··· RECORDS FOR PROCESSING

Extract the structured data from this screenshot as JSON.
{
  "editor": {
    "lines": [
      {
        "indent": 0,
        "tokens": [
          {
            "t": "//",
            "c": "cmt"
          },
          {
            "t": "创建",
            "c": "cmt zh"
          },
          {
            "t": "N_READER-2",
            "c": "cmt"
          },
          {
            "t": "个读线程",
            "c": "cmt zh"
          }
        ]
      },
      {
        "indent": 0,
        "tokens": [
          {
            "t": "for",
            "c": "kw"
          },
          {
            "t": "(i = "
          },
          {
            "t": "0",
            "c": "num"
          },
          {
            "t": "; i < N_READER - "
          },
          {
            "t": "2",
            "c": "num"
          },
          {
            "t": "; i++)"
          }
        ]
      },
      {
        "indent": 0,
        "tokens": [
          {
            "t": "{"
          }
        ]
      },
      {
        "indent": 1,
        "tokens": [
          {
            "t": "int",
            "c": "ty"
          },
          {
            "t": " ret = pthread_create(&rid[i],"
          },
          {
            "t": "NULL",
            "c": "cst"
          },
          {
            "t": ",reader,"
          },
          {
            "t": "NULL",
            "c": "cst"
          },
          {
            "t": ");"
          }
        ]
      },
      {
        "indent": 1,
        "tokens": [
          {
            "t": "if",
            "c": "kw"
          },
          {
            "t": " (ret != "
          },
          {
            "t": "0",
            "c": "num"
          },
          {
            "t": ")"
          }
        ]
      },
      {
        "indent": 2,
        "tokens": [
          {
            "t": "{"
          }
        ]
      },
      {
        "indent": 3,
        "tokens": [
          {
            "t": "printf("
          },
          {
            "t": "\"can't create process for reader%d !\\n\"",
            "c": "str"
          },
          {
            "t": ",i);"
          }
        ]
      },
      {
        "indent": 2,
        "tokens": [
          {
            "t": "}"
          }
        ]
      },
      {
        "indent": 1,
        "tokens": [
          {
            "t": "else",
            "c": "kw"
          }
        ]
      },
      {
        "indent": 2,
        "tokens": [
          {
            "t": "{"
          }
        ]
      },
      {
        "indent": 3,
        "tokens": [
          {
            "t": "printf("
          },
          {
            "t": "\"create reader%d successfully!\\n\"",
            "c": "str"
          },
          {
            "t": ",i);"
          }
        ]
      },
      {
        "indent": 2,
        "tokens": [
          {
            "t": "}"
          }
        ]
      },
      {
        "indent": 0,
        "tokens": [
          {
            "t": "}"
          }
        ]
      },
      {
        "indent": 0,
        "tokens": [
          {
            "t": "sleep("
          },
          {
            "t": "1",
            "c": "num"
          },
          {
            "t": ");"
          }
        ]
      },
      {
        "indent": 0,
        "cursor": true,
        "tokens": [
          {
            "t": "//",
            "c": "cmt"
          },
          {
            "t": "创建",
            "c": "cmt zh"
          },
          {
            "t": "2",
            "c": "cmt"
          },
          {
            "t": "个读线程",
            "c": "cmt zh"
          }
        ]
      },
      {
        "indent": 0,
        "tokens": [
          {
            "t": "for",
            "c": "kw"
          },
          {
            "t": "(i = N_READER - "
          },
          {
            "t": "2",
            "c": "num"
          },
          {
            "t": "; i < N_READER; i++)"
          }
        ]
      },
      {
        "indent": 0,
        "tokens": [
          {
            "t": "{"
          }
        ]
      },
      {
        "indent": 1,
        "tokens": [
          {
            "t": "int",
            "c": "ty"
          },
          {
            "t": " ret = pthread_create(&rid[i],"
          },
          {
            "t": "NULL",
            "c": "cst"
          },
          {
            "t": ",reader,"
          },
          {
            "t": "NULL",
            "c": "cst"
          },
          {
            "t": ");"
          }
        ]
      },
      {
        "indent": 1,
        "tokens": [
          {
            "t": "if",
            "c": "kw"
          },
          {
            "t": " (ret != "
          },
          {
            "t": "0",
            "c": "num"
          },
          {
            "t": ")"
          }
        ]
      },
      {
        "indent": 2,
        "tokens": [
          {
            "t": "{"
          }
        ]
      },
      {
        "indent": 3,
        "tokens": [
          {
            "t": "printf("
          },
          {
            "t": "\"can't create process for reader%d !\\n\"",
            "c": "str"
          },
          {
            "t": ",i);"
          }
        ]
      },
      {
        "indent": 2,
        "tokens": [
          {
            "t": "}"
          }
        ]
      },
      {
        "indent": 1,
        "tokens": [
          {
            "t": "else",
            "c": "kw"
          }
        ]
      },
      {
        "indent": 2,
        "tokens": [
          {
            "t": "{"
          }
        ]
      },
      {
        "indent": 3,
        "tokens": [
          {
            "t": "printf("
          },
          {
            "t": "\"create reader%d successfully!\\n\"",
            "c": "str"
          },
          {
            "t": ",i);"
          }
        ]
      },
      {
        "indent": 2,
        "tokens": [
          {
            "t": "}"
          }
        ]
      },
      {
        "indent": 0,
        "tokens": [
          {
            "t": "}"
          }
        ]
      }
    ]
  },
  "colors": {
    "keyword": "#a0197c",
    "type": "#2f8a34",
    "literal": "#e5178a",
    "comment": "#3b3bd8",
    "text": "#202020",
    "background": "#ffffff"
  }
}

······
··· RECORDS FOR PROCESSING

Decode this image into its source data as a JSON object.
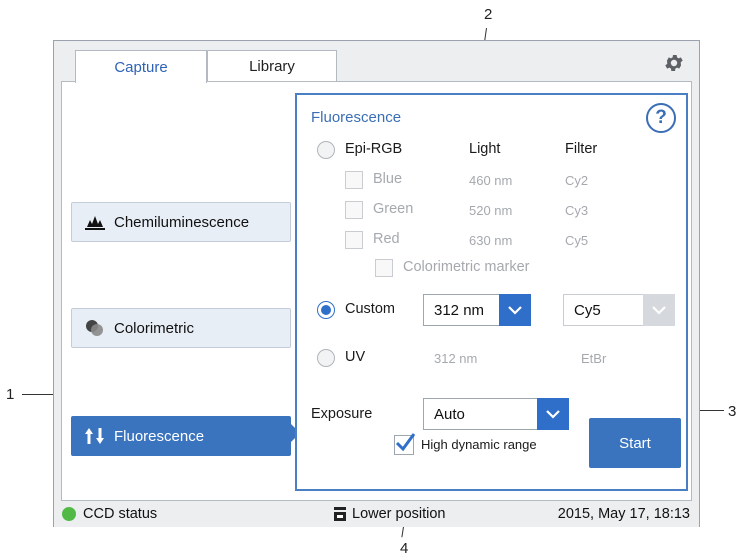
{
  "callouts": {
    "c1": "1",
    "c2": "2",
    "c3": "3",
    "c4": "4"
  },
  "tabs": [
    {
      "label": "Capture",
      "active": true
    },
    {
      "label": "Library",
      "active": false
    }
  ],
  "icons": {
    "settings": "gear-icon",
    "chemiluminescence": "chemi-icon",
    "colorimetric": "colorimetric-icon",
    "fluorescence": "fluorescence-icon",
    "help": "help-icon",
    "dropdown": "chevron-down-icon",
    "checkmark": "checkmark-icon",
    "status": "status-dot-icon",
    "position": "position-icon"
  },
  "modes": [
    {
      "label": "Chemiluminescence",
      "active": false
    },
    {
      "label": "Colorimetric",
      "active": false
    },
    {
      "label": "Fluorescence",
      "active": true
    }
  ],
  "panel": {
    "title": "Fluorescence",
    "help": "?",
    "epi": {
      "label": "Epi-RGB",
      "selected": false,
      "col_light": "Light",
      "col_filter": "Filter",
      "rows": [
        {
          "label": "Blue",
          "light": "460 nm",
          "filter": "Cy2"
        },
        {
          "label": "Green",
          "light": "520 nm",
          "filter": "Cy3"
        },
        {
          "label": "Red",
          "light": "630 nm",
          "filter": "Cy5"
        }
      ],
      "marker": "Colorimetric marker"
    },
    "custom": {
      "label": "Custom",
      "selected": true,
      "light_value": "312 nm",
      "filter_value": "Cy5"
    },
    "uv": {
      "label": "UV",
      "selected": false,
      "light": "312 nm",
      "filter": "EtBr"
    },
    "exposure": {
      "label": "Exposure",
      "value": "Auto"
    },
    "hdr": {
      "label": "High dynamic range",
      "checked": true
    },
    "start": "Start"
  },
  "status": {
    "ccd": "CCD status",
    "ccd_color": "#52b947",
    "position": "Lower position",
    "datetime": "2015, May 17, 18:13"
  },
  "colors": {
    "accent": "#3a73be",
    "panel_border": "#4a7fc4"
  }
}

······

TASK PROMPT>
From the listing above, find the number of lines with the word "JSON" in them. Answer with the number only.

SOLUTION TO THIS TASK>
2